Extracted data entries

>>

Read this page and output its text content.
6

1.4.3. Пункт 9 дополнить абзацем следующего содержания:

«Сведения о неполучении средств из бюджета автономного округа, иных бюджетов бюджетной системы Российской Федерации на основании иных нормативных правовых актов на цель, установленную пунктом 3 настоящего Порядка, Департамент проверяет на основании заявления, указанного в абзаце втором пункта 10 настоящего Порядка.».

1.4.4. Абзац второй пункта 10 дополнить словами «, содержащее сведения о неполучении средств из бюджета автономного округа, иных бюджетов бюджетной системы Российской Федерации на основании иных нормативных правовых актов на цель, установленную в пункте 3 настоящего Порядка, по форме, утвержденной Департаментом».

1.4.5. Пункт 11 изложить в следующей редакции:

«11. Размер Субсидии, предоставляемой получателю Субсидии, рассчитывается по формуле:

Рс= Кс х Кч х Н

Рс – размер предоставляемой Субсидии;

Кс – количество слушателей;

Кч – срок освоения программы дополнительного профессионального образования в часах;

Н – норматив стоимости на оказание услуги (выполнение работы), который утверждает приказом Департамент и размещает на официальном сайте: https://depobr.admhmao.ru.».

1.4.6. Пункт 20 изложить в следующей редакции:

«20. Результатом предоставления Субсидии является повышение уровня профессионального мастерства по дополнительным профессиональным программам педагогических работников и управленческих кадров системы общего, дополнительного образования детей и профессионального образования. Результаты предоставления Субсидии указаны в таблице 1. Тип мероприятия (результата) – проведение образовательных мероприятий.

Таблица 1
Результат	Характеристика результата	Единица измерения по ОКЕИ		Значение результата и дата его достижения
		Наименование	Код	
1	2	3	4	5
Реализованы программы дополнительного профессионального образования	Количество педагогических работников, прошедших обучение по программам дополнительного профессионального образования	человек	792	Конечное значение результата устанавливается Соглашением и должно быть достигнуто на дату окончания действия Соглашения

<<

Return the full listing, character for character.

Answer to the exercise:
Read this page and output its text content.
6

1.4.3. Пункт 9 дополнить абзацем следующего содержания:

«Сведения о неполучении средств из бюджета автономного округа, иных бюджетов бюджетной системы Российской Федерации на основании иных нормативных правовых актов на цель, установленную пунктом 3 настоящего Порядка, Департамент проверяет на основании заявления, указанного в абзаце втором пункта 10 настоящего Порядка.».

1.4.4. Абзац второй пункта 10 дополнить словами «, содержащее сведения о неполучении средств из бюджета автономного округа, иных бюджетов бюджетной системы Российской Федерации на основании иных нормативных правовых актов на цель, установленную в пункте 3 настоящего Порядка, по форме, утвержденной Департаментом».

1.4.5. Пункт 11 изложить в следующей редакции:

«11. Размер Субсидии, предоставляемой получателю Субсидии, рассчитывается по формуле:

Рс= Кс х Кч х Н

Рс – размер предоставляемой Субсидии;

Кс – количество слушателей;

Кч – срок освоения программы дополнительного профессионального образования в часах;

Н – норматив стоимости на оказание услуги (выполнение работы), который утверждает приказом Департамент и размещает на официальном сайте: https://depobr.admhmao.ru.».

1.4.6. Пункт 20 изложить в следующей редакции:

«20. Результатом предоставления Субсидии является повышение уровня профессионального мастерства по дополнительным профессиональным программам педагогических работников и управленческих кадров системы общего, дополнительного образования детей и профессионального образования. Результаты предоставления Субсидии указаны в таблице 1. Тип мероприятия (результата) – проведение образовательных мероприятий.

Таблица 1
Результат	Характеристика результата	Единица измерения по ОКЕИ		Значение результата и дата его достижения
		Наименование	Код	
1	2	3	4	5
Реализованы программы дополнительного профессионального образования	Количество педагогических работников, прошедших обучение по программам дополнительного профессионального образования	человек	792	Конечное значение результата устанавливается Соглашением и должно быть достигнуто на дату окончания действия Соглашения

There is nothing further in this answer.